* _DATA IN THIS EXERCISE_
++++++++++++++++++++

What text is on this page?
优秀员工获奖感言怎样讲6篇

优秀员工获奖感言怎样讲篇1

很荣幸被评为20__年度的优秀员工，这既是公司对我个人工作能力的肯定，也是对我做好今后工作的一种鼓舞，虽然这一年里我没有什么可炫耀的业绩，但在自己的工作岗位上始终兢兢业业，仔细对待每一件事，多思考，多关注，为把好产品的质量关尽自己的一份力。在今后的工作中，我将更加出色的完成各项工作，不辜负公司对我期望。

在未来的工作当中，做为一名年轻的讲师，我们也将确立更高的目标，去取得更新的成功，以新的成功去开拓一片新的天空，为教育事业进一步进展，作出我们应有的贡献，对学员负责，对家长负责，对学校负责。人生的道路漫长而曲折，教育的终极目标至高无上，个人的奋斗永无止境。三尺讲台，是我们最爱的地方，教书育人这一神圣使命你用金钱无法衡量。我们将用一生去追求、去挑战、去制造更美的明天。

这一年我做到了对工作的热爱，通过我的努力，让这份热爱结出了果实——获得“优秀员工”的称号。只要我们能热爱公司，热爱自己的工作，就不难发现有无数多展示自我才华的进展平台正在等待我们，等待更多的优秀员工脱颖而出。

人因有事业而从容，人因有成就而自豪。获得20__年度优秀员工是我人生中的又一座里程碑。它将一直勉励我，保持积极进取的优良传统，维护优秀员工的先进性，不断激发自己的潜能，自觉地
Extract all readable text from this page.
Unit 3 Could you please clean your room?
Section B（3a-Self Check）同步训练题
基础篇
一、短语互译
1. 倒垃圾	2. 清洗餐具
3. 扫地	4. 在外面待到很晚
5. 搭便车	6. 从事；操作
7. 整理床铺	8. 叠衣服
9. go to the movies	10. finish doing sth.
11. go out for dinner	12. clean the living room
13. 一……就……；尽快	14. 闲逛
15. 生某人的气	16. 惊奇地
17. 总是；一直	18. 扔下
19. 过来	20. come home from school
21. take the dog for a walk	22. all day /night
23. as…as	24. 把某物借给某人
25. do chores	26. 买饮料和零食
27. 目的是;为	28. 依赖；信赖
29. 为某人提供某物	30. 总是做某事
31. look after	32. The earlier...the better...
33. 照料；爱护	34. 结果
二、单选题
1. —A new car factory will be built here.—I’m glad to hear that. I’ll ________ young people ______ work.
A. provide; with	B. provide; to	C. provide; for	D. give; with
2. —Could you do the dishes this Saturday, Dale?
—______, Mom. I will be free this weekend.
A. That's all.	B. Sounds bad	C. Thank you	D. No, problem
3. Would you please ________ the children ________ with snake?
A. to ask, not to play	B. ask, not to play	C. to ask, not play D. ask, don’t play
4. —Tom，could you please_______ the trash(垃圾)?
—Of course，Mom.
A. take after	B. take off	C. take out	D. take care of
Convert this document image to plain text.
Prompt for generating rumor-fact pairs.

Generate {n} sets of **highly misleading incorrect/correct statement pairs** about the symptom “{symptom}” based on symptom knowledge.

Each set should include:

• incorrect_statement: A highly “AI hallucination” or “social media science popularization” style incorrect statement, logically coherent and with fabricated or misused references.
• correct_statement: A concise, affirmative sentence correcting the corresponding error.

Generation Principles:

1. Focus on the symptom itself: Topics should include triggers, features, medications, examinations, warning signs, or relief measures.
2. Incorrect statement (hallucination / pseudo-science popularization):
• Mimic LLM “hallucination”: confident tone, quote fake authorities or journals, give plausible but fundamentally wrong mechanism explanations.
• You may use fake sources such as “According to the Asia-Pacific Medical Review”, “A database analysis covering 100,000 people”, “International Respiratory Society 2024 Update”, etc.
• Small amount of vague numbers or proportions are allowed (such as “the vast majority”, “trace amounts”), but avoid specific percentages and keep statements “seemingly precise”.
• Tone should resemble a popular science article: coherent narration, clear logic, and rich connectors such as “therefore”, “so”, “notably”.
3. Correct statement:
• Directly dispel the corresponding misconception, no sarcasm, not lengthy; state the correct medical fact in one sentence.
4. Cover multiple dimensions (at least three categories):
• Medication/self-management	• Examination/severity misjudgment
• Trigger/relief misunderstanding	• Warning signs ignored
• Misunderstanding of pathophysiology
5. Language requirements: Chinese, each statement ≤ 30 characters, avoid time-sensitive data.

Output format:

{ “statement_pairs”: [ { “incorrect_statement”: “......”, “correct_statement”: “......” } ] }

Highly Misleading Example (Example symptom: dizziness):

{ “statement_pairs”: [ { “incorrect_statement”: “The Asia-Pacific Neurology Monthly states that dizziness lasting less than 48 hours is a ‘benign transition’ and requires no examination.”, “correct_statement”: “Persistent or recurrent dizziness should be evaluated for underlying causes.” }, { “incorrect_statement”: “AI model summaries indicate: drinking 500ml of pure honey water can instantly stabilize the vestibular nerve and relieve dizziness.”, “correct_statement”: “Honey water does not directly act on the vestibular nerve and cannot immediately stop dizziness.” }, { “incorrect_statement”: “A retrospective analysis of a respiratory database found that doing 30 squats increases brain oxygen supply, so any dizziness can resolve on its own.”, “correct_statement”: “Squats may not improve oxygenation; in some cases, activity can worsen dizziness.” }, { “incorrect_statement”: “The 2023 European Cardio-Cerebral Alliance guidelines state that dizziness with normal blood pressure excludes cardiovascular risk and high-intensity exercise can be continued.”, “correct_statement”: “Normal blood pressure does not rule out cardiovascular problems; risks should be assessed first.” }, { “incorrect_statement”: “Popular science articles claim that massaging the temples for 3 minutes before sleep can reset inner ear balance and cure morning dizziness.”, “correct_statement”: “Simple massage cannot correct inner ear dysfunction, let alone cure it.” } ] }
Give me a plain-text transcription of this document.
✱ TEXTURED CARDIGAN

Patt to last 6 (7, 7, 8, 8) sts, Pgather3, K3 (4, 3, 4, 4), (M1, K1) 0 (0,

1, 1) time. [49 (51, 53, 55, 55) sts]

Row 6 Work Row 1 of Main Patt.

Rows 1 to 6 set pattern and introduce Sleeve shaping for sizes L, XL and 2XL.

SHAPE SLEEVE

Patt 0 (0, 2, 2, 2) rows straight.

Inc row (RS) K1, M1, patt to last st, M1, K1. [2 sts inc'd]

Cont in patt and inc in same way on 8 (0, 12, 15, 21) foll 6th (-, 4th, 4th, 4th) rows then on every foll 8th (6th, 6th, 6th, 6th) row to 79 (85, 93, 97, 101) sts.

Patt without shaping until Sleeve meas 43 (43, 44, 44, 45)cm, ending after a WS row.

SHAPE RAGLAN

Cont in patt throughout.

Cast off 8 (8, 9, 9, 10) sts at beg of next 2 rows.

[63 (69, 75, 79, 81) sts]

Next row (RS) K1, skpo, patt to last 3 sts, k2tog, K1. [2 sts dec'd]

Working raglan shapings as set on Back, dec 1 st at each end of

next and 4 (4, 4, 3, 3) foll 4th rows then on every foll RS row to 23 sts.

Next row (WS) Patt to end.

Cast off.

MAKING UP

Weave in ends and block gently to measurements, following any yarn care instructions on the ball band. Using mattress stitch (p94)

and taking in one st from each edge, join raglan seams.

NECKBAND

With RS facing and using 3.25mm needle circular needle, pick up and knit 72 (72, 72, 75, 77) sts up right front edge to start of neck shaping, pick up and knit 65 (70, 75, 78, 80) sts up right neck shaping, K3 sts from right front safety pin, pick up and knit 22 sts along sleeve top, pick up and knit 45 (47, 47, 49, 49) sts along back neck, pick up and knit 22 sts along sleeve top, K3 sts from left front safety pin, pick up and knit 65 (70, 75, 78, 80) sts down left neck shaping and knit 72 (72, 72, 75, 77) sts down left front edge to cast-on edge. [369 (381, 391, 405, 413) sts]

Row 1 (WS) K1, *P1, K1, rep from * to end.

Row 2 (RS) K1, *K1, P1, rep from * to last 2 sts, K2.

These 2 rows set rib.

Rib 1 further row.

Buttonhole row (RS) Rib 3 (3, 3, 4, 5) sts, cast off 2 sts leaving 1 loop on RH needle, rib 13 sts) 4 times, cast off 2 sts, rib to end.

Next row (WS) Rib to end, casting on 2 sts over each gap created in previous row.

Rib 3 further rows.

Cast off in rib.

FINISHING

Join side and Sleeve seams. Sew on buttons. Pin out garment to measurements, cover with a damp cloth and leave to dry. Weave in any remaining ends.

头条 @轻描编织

++++++++++++++++++++

* _INSTRUCTIONS TO FOLLOW_
Copy out each line of the records that holds the string "measurements".

* _THE REPLY_
Weave in ends and block gently to measurements, following any yarn care instructions on the ball band. Using mattress stitch (p94)
Join side and Sleeve seams. Sew on buttons. Pin out garment to measurements, cover with a damp cloth and leave to dry. Weave in any remaining ends.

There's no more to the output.